** EXERCISE BRIEF **
Leaving out the pictures, transcribe all of the records faithfully.

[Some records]

___

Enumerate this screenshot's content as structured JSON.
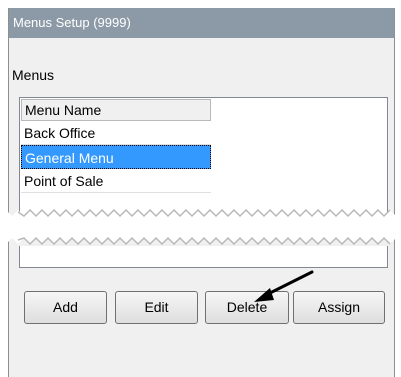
{
  "window": {
    "title": "Menus Setup (9999)"
  },
  "menus_section": {
    "label": "Menus",
    "column_header": "Menu Name",
    "rows": [
      "Back Office",
      "General Menu",
      "Point of Sale"
    ],
    "selected_row": "General Menu"
  },
  "buttons": {
    "add": "Add",
    "edit": "Edit",
    "delete": "Delete",
    "assign": "Assign"
  },
  "colors": {
    "titlebar": "#8c99a6",
    "selection": "#3399ff"
  },
  "icons": [
    "pointer-arrow-icon"
  ]
}
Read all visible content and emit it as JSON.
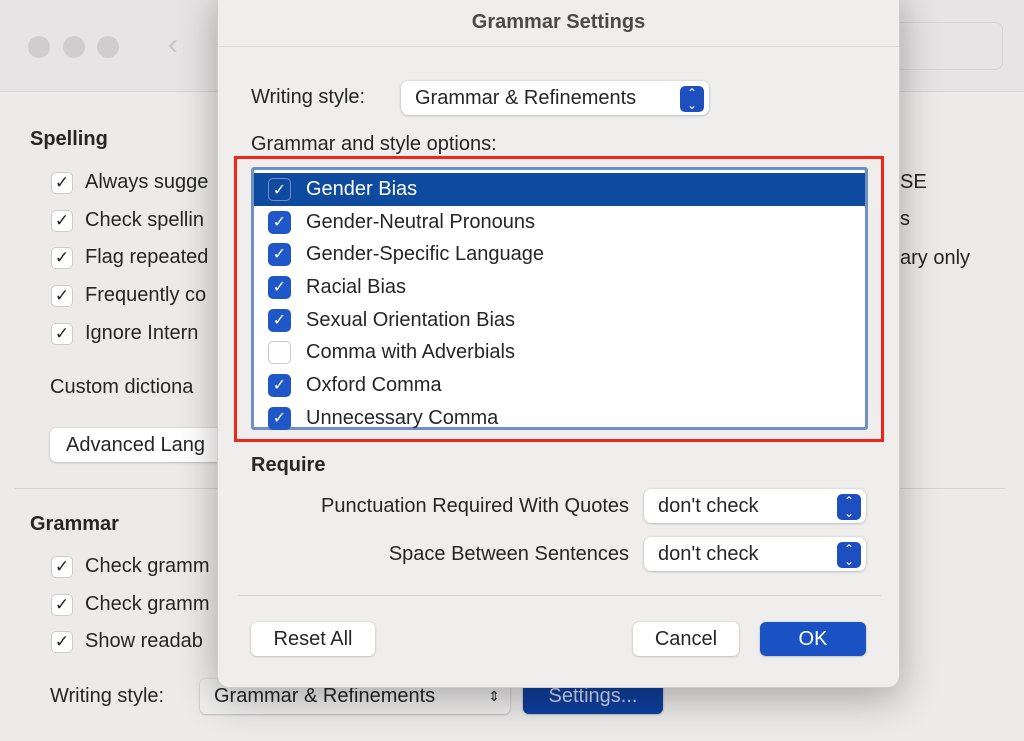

___

** ANSWER IN FULL **
Enumerate this screenshot's content as structured JSON.
{
  "window": {
    "title": "Menus Setup (9999)"
  },
  "menus_section": {
    "label": "Menus",
    "column_header": "Menu Name",
    "rows": [
      "Back Office",
      "General Menu",
      "Point of Sale"
    ],
    "selected_row": "General Menu"
  },
  "buttons": {
    "add": "Add",
    "edit": "Edit",
    "delete": "Delete",
    "assign": "Assign"
  },
  "colors": {
    "titlebar": "#8c99a6",
    "selection": "#3399ff"
  },
  "icons": [
    "pointer-arrow-icon"
  ]
}
Read all visible content and emit it as JSON.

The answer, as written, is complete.